*** Opening SOURCE RECORDS ***
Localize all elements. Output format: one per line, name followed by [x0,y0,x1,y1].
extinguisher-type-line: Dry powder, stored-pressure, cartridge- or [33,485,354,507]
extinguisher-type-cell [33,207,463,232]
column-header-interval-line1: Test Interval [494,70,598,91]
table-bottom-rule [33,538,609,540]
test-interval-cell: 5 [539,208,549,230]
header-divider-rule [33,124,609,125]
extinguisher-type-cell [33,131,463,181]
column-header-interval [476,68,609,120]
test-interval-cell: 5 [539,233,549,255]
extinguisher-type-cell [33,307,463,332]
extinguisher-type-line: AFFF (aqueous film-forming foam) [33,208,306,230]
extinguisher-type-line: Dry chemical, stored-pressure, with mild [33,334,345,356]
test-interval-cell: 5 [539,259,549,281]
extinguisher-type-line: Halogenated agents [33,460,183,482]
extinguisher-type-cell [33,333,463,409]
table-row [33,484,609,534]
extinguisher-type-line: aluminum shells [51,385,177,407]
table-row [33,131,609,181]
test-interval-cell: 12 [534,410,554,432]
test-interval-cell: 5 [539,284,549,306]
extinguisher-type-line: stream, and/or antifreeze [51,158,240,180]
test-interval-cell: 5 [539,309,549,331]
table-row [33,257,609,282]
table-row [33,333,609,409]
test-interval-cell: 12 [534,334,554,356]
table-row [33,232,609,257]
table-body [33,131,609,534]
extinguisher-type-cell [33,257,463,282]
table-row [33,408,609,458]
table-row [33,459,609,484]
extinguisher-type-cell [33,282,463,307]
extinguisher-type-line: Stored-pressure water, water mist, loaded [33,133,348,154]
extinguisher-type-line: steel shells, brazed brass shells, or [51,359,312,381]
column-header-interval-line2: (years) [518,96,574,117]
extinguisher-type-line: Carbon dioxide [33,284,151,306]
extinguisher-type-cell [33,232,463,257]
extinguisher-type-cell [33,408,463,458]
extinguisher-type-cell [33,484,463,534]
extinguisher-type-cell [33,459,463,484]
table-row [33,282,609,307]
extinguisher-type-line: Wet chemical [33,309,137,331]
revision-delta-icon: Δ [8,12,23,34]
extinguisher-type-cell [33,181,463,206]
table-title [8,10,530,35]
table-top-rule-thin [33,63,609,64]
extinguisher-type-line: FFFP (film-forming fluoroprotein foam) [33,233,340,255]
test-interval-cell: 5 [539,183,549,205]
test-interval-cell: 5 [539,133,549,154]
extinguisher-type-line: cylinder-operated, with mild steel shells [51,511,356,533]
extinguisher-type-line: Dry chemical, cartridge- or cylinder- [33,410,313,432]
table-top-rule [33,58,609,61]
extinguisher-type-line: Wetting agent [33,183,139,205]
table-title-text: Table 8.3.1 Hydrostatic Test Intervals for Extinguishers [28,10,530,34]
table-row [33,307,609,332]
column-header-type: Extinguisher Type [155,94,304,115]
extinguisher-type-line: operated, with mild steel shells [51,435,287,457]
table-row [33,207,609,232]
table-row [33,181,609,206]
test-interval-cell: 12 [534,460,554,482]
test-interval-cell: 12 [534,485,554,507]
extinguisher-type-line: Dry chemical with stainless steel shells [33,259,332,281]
*** Closing SOURCE RECORDS ***
Could you transcribe all of the entries exactly, leaving nothing out?

» **EXERCISE ANSWER**
Localize all elements. Output format: one per line, name followed by [x0,y0,x1,y1].
extinguisher-type-line: Dry powder, stored-pressure, cartridge- or [33,485,354,507]
extinguisher-type-cell [33,207,463,232]
column-header-interval-line1: Test Interval [494,70,598,91]
table-bottom-rule [33,538,609,540]
test-interval-cell: 5 [539,208,549,230]
header-divider-rule [33,124,609,125]
extinguisher-type-cell [33,131,463,181]
column-header-interval [476,68,609,120]
test-interval-cell: 5 [539,233,549,255]
extinguisher-type-cell [33,307,463,332]
extinguisher-type-line: AFFF (aqueous film-forming foam) [33,208,306,230]
extinguisher-type-line: Dry chemical, stored-pressure, with mild [33,334,345,356]
test-interval-cell: 5 [539,259,549,281]
extinguisher-type-line: Halogenated agents [33,460,183,482]
extinguisher-type-cell [33,333,463,409]
table-row [33,484,609,534]
extinguisher-type-line: aluminum shells [51,385,177,407]
table-row [33,131,609,181]
test-interval-cell: 12 [534,410,554,432]
test-interval-cell: 5 [539,284,549,306]
extinguisher-type-line: stream, and/or antifreeze [51,158,240,180]
test-interval-cell: 5 [539,309,549,331]
table-row [33,257,609,282]
table-row [33,333,609,409]
test-interval-cell: 12 [534,334,554,356]
table-row [33,232,609,257]
table-body [33,131,609,534]
extinguisher-type-cell [33,257,463,282]
table-row [33,408,609,458]
table-row [33,459,609,484]
extinguisher-type-cell [33,282,463,307]
extinguisher-type-line: Stored-pressure water, water mist, loaded [33,133,348,154]
extinguisher-type-line: steel shells, brazed brass shells, or [51,359,312,381]
column-header-interval-line2: (years) [518,96,574,117]
extinguisher-type-line: Carbon dioxide [33,284,151,306]
extinguisher-type-cell [33,232,463,257]
extinguisher-type-cell [33,408,463,458]
extinguisher-type-cell [33,484,463,534]
extinguisher-type-cell [33,459,463,484]
table-row [33,282,609,307]
extinguisher-type-line: Wet chemical [33,309,137,331]
revision-delta-icon: Δ [8,12,23,34]
extinguisher-type-cell [33,181,463,206]
table-title [8,10,530,35]
table-top-rule-thin [33,63,609,64]
extinguisher-type-line: FFFP (film-forming fluoroprotein foam) [33,233,340,255]
test-interval-cell: 5 [539,183,549,205]
test-interval-cell: 5 [539,133,549,154]
extinguisher-type-line: cylinder-operated, with mild steel shells [51,511,356,533]
extinguisher-type-line: Dry chemical, cartridge- or cylinder- [33,410,313,432]
table-top-rule [33,58,609,61]
extinguisher-type-line: Wetting agent [33,183,139,205]
table-title-text: Table 8.3.1 Hydrostatic Test Intervals for Extinguishers [28,10,530,34]
table-row [33,307,609,332]
column-header-type: Extinguisher Type [155,94,304,115]
extinguisher-type-line: operated, with mild steel shells [51,435,287,457]
table-row [33,207,609,232]
table-row [33,181,609,206]
test-interval-cell: 12 [534,460,554,482]
test-interval-cell: 12 [534,485,554,507]
extinguisher-type-line: Dry chemical with stainless steel shells [33,259,332,281]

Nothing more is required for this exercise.